Element region listings:

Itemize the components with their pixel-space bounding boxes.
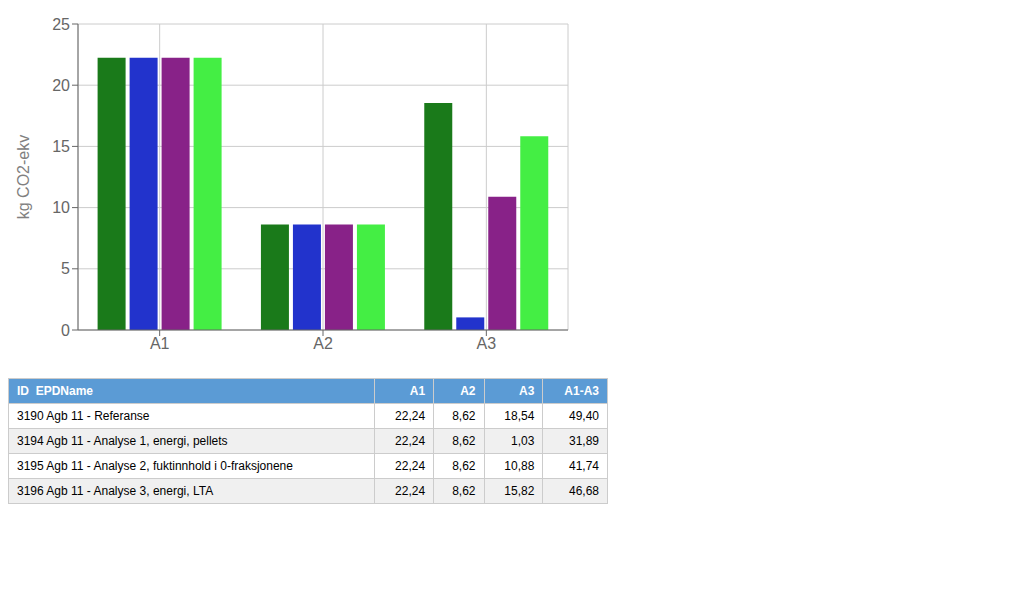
html-text:49,40: 49,40 — [569, 409, 599, 423]
html-text:ID EPDName: ID EPDName — [17, 384, 93, 398]
html-text:22,24: 22,24 — [395, 484, 426, 498]
html-text:A2: A2 — [460, 384, 476, 398]
html-text:22,24: 22,24 — [395, 409, 426, 423]
html-text:41,74: 41,74 — [569, 459, 599, 473]
html-text:10,88: 10,88 — [504, 459, 535, 473]
html-text:22,24: 22,24 — [395, 434, 426, 448]
svg-text:25: 25 — [52, 16, 70, 33]
html-text:3194 Agb 11 - Analyse 1, energ: 3194 Agb 11 - Analyse 1, energi, pellets — [17, 434, 228, 448]
html-text:3196 Agb 11 - Analyse 3, energ: 3196 Agb 11 - Analyse 3, energi, LTA — [17, 484, 214, 498]
html-text:1,03: 1,03 — [511, 434, 535, 448]
html-text:15,82: 15,82 — [504, 484, 535, 498]
html-text:A1: A1 — [409, 384, 426, 398]
html-text:8,62: 8,62 — [452, 409, 476, 423]
html-text:46,68: 46,68 — [569, 484, 599, 498]
svg-text:10: 10 — [52, 199, 70, 216]
html-text:3195 Agb 11 - Analyse 2, fukti: 3195 Agb 11 - Analyse 2, fuktinnhold i 0… — [17, 459, 293, 473]
html-text:8,62: 8,62 — [452, 459, 476, 473]
html-text:22,24: 22,24 — [395, 459, 426, 473]
svg-text:A3: A3 — [477, 335, 497, 352]
html-text:8,62: 8,62 — [452, 434, 476, 448]
html-text:A3: A3 — [519, 384, 535, 398]
svg-text:5: 5 — [61, 260, 70, 277]
html-text:31,89: 31,89 — [569, 434, 599, 448]
html-text:18,54: 18,54 — [504, 409, 535, 423]
svg-text:A1: A1 — [150, 335, 170, 352]
html-text:3190 Agb 11 - Referanse: 3190 Agb 11 - Referanse — [17, 409, 150, 423]
html-text:8,62: 8,62 — [452, 484, 476, 498]
svg-text:A2: A2 — [313, 335, 333, 352]
svg-text:kg CO2-ekv: kg CO2-ekv — [15, 135, 32, 219]
html-text:A1-A3: A1-A3 — [564, 384, 599, 398]
svg-text:0: 0 — [61, 322, 70, 339]
svg-text:15: 15 — [52, 138, 70, 155]
svg-text:20: 20 — [52, 77, 70, 94]
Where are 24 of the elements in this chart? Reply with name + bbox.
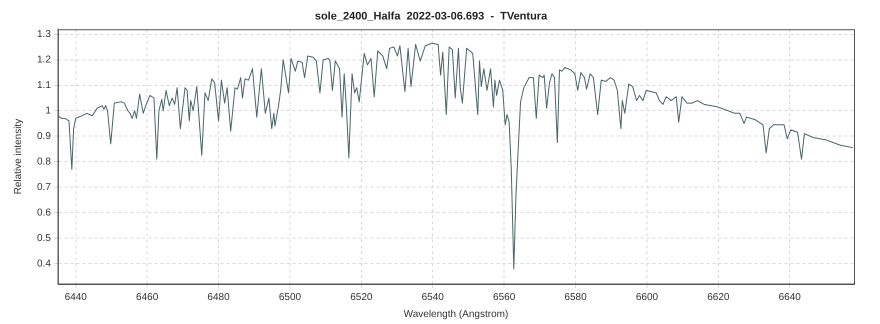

- **Given problem**:
Copy every line of the records above word for word, leaving out the pictures.

- **Solution for this task**:
Itemize the components with their pixel-space bounding boxes.
html-text:49,40: 49,40 — [569, 409, 599, 423]
html-text:ID EPDName: ID EPDName — [17, 384, 93, 398]
html-text:22,24: 22,24 — [395, 484, 426, 498]
html-text:A2: A2 — [460, 384, 476, 398]
html-text:22,24: 22,24 — [395, 409, 426, 423]
html-text:41,74: 41,74 — [569, 459, 599, 473]
html-text:10,88: 10,88 — [504, 459, 535, 473]
html-text:22,24: 22,24 — [395, 434, 426, 448]
svg-text:25: 25 — [52, 16, 70, 33]
html-text:3194 Agb 11 - Analyse 1, energ: 3194 Agb 11 - Analyse 1, energi, pellets — [17, 434, 228, 448]
html-text:3196 Agb 11 - Analyse 3, energ: 3196 Agb 11 - Analyse 3, energi, LTA — [17, 484, 214, 498]
html-text:1,03: 1,03 — [511, 434, 535, 448]
html-text:15,82: 15,82 — [504, 484, 535, 498]
html-text:A1: A1 — [409, 384, 426, 398]
html-text:8,62: 8,62 — [452, 409, 476, 423]
html-text:46,68: 46,68 — [569, 484, 599, 498]
svg-text:10: 10 — [52, 199, 70, 216]
html-text:3195 Agb 11 - Analyse 2, fukti: 3195 Agb 11 - Analyse 2, fuktinnhold i 0… — [17, 459, 293, 473]
html-text:8,62: 8,62 — [452, 459, 476, 473]
html-text:22,24: 22,24 — [395, 459, 426, 473]
svg-text:A3: A3 — [477, 335, 497, 352]
html-text:8,62: 8,62 — [452, 434, 476, 448]
html-text:A3: A3 — [519, 384, 535, 398]
svg-text:5: 5 — [61, 260, 70, 277]
html-text:31,89: 31,89 — [569, 434, 599, 448]
html-text:18,54: 18,54 — [504, 409, 535, 423]
svg-text:A1: A1 — [150, 335, 170, 352]
html-text:3190 Agb 11 - Referanse: 3190 Agb 11 - Referanse — [17, 409, 150, 423]
html-text:8,62: 8,62 — [452, 484, 476, 498]
svg-text:A2: A2 — [313, 335, 333, 352]
svg-text:kg CO2-ekv: kg CO2-ekv — [15, 135, 32, 219]
html-text:A1-A3: A1-A3 — [564, 384, 599, 398]
svg-text:0: 0 — [61, 322, 70, 339]
svg-text:15: 15 — [52, 138, 70, 155]
svg-text:20: 20 — [52, 77, 70, 94]
Where are 24 of the elements in this chart? Reply with name + bbox.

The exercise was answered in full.